— RECORDS FOR THIS TASK —

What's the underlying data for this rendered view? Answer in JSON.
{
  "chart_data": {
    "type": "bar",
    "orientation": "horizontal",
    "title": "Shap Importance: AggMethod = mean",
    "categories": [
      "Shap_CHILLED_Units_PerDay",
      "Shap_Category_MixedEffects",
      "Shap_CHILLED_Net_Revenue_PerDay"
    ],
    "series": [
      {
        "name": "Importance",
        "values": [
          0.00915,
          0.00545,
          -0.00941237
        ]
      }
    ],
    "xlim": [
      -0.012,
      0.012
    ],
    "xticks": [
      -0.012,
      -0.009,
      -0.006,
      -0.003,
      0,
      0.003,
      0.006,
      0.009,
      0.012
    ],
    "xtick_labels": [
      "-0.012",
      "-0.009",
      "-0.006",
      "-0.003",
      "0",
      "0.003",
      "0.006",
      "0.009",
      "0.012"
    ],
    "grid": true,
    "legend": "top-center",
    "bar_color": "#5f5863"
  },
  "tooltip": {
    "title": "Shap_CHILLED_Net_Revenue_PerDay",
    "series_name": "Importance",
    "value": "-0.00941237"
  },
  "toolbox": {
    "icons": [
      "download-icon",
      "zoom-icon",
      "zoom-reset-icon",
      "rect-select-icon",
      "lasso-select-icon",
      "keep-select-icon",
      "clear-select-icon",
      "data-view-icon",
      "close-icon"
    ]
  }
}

==

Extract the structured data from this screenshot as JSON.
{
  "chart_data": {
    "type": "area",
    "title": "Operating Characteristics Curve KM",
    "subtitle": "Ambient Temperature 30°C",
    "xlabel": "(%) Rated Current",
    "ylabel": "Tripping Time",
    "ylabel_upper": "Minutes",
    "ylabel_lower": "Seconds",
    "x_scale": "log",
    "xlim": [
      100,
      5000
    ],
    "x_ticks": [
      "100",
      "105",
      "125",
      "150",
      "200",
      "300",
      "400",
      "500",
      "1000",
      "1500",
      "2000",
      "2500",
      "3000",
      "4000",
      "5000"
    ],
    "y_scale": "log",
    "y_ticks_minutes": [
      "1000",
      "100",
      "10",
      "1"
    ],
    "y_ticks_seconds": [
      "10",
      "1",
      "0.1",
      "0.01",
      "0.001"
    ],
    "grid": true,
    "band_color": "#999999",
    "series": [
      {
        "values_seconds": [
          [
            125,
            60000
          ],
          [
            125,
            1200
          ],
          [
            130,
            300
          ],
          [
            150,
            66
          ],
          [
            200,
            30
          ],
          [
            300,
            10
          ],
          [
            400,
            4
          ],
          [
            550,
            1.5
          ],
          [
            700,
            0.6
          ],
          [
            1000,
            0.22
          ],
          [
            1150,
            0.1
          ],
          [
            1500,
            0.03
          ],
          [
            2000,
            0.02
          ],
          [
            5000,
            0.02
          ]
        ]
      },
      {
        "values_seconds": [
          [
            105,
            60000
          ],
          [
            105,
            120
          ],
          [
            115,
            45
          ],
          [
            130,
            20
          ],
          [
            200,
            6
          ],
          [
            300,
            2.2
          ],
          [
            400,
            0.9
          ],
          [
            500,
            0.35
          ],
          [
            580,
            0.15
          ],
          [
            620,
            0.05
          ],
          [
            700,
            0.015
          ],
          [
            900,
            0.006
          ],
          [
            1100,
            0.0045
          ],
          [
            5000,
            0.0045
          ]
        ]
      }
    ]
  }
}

---

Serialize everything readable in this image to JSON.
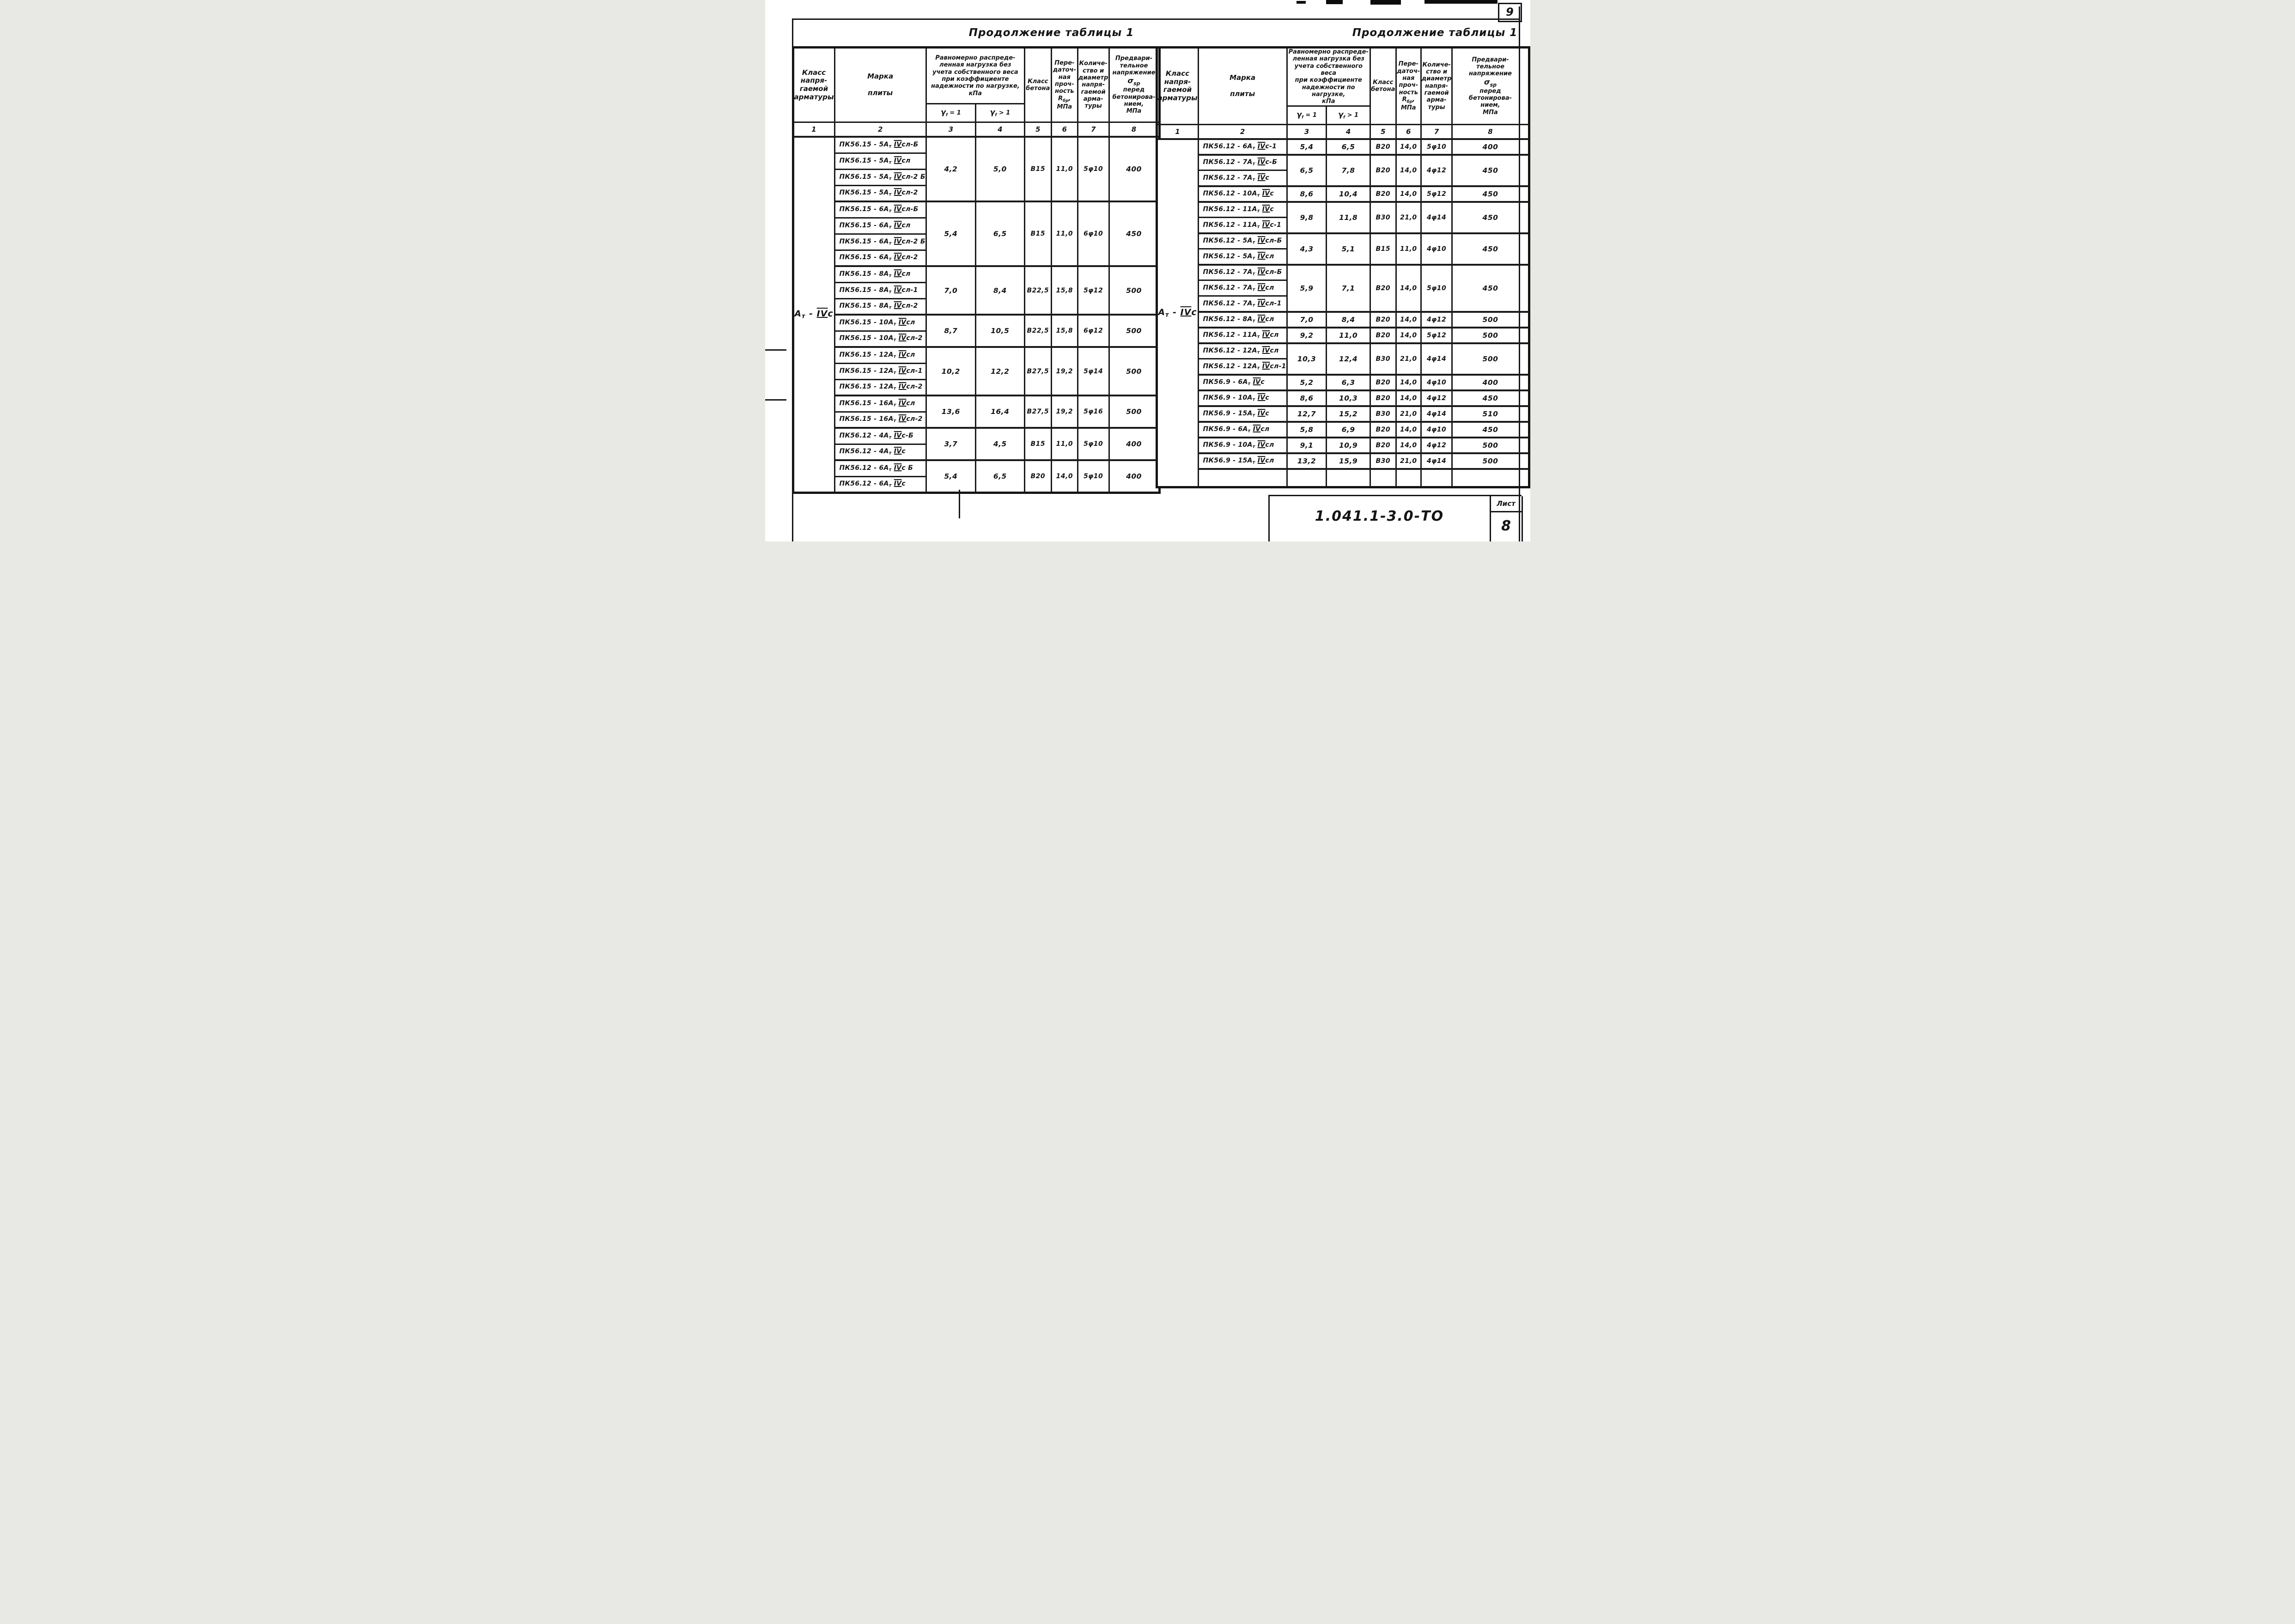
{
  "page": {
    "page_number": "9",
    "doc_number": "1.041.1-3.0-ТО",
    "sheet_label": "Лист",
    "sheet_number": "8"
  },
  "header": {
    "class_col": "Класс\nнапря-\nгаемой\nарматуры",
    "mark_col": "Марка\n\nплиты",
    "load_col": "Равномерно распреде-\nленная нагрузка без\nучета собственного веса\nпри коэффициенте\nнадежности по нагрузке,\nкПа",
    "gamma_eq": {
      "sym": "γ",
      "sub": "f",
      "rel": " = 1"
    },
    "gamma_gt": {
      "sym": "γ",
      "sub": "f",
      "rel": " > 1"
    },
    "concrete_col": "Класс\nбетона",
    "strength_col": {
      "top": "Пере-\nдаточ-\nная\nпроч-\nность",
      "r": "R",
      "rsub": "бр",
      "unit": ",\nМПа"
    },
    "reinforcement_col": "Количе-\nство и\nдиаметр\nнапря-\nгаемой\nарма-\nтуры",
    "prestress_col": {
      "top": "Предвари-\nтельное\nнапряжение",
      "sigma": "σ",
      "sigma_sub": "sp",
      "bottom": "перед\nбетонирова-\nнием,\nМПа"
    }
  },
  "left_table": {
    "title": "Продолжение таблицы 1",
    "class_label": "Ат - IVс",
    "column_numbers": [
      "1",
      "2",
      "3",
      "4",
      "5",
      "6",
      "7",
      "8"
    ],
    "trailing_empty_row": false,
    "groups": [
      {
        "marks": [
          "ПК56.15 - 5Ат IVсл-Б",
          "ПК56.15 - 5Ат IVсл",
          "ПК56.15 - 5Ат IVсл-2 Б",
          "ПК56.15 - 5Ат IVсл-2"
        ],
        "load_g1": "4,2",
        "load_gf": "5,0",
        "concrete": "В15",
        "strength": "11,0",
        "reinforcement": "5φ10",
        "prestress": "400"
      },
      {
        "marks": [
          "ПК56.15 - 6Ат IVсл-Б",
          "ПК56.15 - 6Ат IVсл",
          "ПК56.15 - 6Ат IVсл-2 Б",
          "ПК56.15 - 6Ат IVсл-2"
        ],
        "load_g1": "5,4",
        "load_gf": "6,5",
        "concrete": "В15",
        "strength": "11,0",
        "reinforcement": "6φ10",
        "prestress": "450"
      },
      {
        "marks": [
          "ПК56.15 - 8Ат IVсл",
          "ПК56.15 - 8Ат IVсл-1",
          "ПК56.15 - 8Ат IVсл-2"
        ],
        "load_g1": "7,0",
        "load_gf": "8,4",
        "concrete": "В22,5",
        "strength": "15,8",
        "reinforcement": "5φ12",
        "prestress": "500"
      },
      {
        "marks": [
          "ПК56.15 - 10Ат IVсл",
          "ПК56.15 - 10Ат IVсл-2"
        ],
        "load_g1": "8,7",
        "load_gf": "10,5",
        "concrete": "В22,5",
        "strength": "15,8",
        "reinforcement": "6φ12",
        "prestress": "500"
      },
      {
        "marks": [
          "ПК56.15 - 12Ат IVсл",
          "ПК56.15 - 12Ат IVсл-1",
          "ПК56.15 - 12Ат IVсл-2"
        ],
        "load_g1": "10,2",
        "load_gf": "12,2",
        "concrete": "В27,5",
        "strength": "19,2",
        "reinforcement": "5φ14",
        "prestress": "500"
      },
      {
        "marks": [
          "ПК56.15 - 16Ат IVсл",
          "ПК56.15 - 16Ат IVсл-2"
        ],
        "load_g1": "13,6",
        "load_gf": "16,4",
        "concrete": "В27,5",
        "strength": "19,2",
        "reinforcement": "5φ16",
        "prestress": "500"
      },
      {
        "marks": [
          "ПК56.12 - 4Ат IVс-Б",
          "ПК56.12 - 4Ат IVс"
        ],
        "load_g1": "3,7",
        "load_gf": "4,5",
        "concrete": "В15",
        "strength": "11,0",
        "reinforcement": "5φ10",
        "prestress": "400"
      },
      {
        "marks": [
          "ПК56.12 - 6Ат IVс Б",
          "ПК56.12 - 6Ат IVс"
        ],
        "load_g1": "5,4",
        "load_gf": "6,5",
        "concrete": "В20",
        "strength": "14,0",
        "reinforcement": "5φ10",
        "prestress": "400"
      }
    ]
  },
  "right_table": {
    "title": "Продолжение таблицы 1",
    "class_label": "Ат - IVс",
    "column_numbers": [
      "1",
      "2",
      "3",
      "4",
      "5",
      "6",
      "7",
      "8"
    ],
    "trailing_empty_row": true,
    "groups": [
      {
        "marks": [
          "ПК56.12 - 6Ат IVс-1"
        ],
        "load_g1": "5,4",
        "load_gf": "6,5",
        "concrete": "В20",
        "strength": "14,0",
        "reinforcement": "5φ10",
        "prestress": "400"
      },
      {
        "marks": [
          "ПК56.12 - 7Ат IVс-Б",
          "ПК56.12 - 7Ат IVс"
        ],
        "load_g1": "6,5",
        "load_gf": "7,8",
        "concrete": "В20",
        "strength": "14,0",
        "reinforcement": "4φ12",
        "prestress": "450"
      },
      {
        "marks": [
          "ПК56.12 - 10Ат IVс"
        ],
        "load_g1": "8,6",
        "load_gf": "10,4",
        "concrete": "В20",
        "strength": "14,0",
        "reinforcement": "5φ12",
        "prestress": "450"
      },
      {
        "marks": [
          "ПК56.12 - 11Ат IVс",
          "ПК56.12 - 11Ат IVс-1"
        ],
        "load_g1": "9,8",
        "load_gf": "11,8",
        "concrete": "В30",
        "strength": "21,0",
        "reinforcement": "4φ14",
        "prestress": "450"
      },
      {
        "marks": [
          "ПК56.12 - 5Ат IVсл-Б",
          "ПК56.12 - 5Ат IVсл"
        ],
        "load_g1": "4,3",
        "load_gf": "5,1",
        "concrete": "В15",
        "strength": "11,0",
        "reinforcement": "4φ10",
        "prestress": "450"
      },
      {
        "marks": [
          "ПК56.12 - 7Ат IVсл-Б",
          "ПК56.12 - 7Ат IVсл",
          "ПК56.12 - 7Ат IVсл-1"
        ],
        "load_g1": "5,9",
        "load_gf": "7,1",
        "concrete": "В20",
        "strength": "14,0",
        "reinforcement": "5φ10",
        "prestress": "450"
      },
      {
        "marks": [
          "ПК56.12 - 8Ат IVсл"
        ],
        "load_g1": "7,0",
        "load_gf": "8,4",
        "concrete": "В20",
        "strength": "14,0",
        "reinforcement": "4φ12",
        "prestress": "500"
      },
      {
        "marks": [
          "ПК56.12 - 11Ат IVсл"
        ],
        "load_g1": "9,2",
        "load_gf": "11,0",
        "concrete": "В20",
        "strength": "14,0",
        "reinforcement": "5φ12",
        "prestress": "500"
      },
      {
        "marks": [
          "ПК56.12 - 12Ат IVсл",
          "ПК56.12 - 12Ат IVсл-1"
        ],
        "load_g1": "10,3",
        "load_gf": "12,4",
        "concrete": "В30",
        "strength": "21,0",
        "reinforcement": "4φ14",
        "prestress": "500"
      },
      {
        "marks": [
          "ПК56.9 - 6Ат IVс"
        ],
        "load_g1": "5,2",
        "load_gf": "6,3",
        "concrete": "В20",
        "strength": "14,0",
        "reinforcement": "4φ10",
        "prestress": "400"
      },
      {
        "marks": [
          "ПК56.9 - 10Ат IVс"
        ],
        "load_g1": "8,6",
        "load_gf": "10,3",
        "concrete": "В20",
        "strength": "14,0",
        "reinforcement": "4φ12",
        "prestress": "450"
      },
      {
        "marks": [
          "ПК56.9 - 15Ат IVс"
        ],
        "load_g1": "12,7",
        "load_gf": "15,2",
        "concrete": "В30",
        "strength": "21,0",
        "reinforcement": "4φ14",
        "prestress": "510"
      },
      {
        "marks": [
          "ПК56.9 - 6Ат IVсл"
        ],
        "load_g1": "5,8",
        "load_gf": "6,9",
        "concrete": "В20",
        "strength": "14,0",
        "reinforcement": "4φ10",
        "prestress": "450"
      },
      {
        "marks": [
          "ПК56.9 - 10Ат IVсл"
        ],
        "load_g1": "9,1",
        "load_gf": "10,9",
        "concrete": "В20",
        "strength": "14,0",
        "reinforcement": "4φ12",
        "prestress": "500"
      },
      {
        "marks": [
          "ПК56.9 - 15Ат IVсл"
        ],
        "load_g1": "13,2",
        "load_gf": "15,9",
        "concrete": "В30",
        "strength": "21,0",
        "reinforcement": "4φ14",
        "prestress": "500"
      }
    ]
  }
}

— EXERCISE DETAILS —
Show every line from the entries above in which the word "Importance" appears.

— EXERCISE SOLUTION —
    "title": "Shap Importance: AggMethod = mean",
        "name": "Importance",
    "series_name": "Importance",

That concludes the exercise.